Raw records

━━━

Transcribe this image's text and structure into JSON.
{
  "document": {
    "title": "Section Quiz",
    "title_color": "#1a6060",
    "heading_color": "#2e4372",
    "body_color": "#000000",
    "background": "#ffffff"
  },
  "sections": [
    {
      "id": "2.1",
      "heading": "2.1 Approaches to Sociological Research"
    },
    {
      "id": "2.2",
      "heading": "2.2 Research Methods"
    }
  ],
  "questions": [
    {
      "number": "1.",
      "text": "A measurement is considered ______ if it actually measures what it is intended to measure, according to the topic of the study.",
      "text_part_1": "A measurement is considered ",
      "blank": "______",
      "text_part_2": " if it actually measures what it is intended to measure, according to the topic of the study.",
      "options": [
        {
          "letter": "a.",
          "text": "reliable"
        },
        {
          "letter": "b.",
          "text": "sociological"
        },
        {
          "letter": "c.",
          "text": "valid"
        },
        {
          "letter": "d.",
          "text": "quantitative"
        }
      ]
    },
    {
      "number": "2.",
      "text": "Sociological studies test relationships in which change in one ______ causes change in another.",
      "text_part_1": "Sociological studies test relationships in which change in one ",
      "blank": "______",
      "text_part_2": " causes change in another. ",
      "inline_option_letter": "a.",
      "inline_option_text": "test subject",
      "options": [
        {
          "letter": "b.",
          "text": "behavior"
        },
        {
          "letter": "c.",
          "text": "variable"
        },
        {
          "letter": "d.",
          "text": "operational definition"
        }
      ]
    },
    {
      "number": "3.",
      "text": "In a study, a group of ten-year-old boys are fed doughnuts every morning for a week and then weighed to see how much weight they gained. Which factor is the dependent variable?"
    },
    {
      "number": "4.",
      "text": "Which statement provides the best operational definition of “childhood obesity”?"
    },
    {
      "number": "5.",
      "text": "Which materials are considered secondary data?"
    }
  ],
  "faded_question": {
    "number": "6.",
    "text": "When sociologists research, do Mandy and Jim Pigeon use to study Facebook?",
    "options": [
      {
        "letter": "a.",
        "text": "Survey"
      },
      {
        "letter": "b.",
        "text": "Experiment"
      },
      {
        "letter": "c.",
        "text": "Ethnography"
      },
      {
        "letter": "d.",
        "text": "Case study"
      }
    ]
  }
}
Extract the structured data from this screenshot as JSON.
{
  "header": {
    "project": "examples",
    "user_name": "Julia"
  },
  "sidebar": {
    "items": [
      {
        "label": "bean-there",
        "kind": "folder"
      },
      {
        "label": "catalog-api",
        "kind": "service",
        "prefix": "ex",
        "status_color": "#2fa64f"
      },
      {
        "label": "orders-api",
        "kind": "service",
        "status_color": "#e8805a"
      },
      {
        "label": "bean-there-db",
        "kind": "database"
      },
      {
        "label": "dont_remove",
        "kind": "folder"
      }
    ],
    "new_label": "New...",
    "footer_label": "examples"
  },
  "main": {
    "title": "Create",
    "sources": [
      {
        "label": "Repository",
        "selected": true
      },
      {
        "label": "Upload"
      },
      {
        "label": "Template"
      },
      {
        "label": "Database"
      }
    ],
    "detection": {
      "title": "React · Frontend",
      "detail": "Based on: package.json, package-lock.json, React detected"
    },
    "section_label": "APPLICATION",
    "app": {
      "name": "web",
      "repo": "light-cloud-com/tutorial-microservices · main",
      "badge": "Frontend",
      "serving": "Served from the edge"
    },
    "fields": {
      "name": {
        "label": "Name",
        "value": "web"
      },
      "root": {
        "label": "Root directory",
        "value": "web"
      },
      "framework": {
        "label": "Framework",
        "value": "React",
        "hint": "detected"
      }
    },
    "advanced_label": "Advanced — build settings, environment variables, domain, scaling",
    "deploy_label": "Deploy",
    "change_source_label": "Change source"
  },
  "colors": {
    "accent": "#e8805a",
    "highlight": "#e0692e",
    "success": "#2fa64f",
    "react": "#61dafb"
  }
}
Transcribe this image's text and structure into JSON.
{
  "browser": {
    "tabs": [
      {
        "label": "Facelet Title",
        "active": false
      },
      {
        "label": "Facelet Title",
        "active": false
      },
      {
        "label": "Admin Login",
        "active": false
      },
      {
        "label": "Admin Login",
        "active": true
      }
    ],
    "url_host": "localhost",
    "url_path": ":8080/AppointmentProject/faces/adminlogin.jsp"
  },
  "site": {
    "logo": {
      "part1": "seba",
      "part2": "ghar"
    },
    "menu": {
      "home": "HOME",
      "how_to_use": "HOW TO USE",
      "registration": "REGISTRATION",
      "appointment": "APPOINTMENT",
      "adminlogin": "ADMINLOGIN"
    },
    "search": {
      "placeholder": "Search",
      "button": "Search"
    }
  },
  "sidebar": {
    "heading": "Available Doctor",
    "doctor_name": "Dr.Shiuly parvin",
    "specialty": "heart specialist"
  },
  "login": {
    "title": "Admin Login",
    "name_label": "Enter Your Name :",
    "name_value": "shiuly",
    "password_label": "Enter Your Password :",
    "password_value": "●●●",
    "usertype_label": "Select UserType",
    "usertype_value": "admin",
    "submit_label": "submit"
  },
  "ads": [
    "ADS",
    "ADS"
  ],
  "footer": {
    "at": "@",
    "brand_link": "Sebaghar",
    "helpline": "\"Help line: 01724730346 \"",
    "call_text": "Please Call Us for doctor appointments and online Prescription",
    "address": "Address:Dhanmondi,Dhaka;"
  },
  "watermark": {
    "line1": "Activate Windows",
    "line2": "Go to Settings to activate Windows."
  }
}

━━━

Task prompt |
Find and copy each line above that includes the string "study".

Complete response |
      "text": "A measurement is considered ______ if it actually measures what it is intended to measure, according to the topic of the study.",
      "text_part_2": " if it actually measures what it is intended to measure, according to the topic of the study.",
      "text": "In a study, a group of ten-year-old boys are fed doughnuts every morning for a week and then weighed to see how much weight they gained. Which factor is the dependent variable?"
    "text": "When sociologists research, do Mandy and Jim Pigeon use to study Facebook?",
        "text": "Case study"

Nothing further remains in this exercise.